OBJECTIVE: Exact reproduction is required for all entries.

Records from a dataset
=====

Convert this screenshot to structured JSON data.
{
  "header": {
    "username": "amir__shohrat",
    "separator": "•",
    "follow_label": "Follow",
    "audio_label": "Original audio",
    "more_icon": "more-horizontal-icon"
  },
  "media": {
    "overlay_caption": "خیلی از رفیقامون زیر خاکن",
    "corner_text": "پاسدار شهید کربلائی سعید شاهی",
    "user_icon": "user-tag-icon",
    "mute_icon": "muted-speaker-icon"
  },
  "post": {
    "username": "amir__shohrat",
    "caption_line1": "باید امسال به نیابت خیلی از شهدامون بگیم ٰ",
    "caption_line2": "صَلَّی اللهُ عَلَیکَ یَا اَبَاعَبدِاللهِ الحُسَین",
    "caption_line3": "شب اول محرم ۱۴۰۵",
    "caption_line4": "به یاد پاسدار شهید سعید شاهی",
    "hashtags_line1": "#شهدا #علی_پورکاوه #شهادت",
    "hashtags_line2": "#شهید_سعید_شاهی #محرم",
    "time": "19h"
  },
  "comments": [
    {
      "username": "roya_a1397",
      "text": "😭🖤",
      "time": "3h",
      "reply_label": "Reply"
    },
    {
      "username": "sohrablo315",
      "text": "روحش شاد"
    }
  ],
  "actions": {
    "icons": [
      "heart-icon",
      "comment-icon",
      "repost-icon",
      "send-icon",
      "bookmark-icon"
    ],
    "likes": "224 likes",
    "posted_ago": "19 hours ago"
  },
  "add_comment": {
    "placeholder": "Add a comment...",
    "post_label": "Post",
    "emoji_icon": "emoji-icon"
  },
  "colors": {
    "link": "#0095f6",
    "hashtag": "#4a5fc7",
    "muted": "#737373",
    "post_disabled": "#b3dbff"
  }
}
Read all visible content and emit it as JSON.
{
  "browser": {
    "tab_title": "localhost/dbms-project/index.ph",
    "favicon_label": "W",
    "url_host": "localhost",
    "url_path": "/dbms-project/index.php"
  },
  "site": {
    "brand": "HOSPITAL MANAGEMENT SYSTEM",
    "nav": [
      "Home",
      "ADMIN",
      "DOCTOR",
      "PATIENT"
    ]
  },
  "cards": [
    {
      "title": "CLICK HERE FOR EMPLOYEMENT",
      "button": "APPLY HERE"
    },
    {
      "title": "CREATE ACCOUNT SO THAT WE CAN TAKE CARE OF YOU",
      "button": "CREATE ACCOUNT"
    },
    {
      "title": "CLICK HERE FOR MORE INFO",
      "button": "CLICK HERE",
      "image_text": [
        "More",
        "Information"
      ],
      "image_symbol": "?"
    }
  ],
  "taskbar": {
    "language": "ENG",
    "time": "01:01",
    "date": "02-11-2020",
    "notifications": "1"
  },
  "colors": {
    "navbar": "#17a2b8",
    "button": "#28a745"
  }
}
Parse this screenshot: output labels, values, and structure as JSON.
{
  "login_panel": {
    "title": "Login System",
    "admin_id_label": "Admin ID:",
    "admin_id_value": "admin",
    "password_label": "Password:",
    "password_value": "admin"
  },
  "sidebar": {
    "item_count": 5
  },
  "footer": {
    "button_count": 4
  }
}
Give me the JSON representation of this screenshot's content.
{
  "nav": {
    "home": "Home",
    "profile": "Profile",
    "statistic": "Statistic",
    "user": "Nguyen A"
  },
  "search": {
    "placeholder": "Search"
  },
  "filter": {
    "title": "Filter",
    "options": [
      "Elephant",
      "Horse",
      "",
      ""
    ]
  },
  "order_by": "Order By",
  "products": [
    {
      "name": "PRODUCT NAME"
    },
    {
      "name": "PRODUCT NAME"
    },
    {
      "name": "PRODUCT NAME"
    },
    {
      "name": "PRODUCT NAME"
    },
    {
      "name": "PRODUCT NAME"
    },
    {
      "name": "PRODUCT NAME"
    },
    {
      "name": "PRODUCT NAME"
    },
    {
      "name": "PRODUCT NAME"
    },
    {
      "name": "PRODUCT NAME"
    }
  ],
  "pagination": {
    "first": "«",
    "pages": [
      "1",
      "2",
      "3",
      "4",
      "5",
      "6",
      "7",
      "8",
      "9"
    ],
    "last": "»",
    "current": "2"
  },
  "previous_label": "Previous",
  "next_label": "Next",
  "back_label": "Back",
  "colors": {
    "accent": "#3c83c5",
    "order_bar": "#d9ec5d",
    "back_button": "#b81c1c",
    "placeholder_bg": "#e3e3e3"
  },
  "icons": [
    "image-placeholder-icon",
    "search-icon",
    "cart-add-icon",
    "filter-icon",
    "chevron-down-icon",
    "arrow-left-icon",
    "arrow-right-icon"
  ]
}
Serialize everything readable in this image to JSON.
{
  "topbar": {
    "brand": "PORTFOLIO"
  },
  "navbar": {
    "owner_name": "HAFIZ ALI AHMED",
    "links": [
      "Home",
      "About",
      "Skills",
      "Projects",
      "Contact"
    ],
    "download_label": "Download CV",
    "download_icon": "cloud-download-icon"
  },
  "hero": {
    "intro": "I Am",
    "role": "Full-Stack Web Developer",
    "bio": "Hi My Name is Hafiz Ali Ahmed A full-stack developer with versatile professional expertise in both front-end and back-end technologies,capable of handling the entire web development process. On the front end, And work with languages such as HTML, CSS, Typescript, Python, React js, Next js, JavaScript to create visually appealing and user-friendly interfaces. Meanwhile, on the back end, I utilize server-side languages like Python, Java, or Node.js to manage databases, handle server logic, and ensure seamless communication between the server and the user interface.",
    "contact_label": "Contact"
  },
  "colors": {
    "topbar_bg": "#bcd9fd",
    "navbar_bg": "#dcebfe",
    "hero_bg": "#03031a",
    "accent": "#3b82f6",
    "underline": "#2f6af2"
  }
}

=====

WRITTEN SOLUTION:
Convert this screenshot to structured JSON data.
{
  "header": {
    "username": "amir__shohrat",
    "separator": "•",
    "follow_label": "Follow",
    "audio_label": "Original audio",
    "more_icon": "more-horizontal-icon"
  },
  "media": {
    "overlay_caption": "خیلی از رفیقامون زیر خاکن",
    "corner_text": "پاسدار شهید کربلائی سعید شاهی",
    "user_icon": "user-tag-icon",
    "mute_icon": "muted-speaker-icon"
  },
  "post": {
    "username": "amir__shohrat",
    "caption_line1": "باید امسال به نیابت خیلی از شهدامون بگیم ٰ",
    "caption_line2": "صَلَّی اللهُ عَلَیکَ یَا اَبَاعَبدِاللهِ الحُسَین",
    "caption_line3": "شب اول محرم ۱۴۰۵",
    "caption_line4": "به یاد پاسدار شهید سعید شاهی",
    "hashtags_line1": "#شهدا #علی_پورکاوه #شهادت",
    "hashtags_line2": "#شهید_سعید_شاهی #محرم",
    "time": "19h"
  },
  "comments": [
    {
      "username": "roya_a1397",
      "text": "😭🖤",
      "time": "3h",
      "reply_label": "Reply"
    },
    {
      "username": "sohrablo315",
      "text": "روحش شاد"
    }
  ],
  "actions": {
    "icons": [
      "heart-icon",
      "comment-icon",
      "repost-icon",
      "send-icon",
      "bookmark-icon"
    ],
    "likes": "224 likes",
    "posted_ago": "19 hours ago"
  },
  "add_comment": {
    "placeholder": "Add a comment...",
    "post_label": "Post",
    "emoji_icon": "emoji-icon"
  },
  "colors": {
    "link": "#0095f6",
    "hashtag": "#4a5fc7",
    "muted": "#737373",
    "post_disabled": "#b3dbff"
  }
}
Read all visible content and emit it as JSON.
{
  "browser": {
    "tab_title": "localhost/dbms-project/index.ph",
    "favicon_label": "W",
    "url_host": "localhost",
    "url_path": "/dbms-project/index.php"
  },
  "site": {
    "brand": "HOSPITAL MANAGEMENT SYSTEM",
    "nav": [
      "Home",
      "ADMIN",
      "DOCTOR",
      "PATIENT"
    ]
  },
  "cards": [
    {
      "title": "CLICK HERE FOR EMPLOYEMENT",
      "button": "APPLY HERE"
    },
    {
      "title": "CREATE ACCOUNT SO THAT WE CAN TAKE CARE OF YOU",
      "button": "CREATE ACCOUNT"
    },
    {
      "title": "CLICK HERE FOR MORE INFO",
      "button": "CLICK HERE",
      "image_text": [
        "More",
        "Information"
      ],
      "image_symbol": "?"
    }
  ],
  "taskbar": {
    "language": "ENG",
    "time": "01:01",
    "date": "02-11-2020",
    "notifications": "1"
  },
  "colors": {
    "navbar": "#17a2b8",
    "button": "#28a745"
  }
}
Parse this screenshot: output labels, values, and structure as JSON.
{
  "login_panel": {
    "title": "Login System",
    "admin_id_label": "Admin ID:",
    "admin_id_value": "admin",
    "password_label": "Password:",
    "password_value": "admin"
  },
  "sidebar": {
    "item_count": 5
  },
  "footer": {
    "button_count": 4
  }
}
Give me the JSON representation of this screenshot's content.
{
  "nav": {
    "home": "Home",
    "profile": "Profile",
    "statistic": "Statistic",
    "user": "Nguyen A"
  },
  "search": {
    "placeholder": "Search"
  },
  "filter": {
    "title": "Filter",
    "options": [
      "Elephant",
      "Horse",
      "",
      ""
    ]
  },
  "order_by": "Order By",
  "products": [
    {
      "name": "PRODUCT NAME"
    },
    {
      "name": "PRODUCT NAME"
    },
    {
      "name": "PRODUCT NAME"
    },
    {
      "name": "PRODUCT NAME"
    },
    {
      "name": "PRODUCT NAME"
    },
    {
      "name": "PRODUCT NAME"
    },
    {
      "name": "PRODUCT NAME"
    },
    {
      "name": "PRODUCT NAME"
    },
    {
      "name": "PRODUCT NAME"
    }
  ],
  "pagination": {
    "first": "«",
    "pages": [
      "1",
      "2",
      "3",
      "4",
      "5",
      "6",
      "7",
      "8",
      "9"
    ],
    "last": "»",
    "current": "2"
  },
  "previous_label": "Previous",
  "next_label": "Next",
  "back_label": "Back",
  "colors": {
    "accent": "#3c83c5",
    "order_bar": "#d9ec5d",
    "back_button": "#b81c1c",
    "placeholder_bg": "#e3e3e3"
  },
  "icons": [
    "image-placeholder-icon",
    "search-icon",
    "cart-add-icon",
    "filter-icon",
    "chevron-down-icon",
    "arrow-left-icon",
    "arrow-right-icon"
  ]
}
Serialize everything readable in this image to JSON.
{
  "topbar": {
    "brand": "PORTFOLIO"
  },
  "navbar": {
    "owner_name": "HAFIZ ALI AHMED",
    "links": [
      "Home",
      "About",
      "Skills",
      "Projects",
      "Contact"
    ],
    "download_label": "Download CV",
    "download_icon": "cloud-download-icon"
  },
  "hero": {
    "intro": "I Am",
    "role": "Full-Stack Web Developer",
    "bio": "Hi My Name is Hafiz Ali Ahmed A full-stack developer with versatile professional expertise in both front-end and back-end technologies,capable of handling the entire web development process. On the front end, And work with languages such as HTML, CSS, Typescript, Python, React js, Next js, JavaScript to create visually appealing and user-friendly interfaces. Meanwhile, on the back end, I utilize server-side languages like Python, Java, or Node.js to manage databases, handle server logic, and ensure seamless communication between the server and the user interface.",
    "contact_label": "Contact"
  },
  "colors": {
    "topbar_bg": "#bcd9fd",
    "navbar_bg": "#dcebfe",
    "hero_bg": "#03031a",
    "accent": "#3b82f6",
    "underline": "#2f6af2"
  }
}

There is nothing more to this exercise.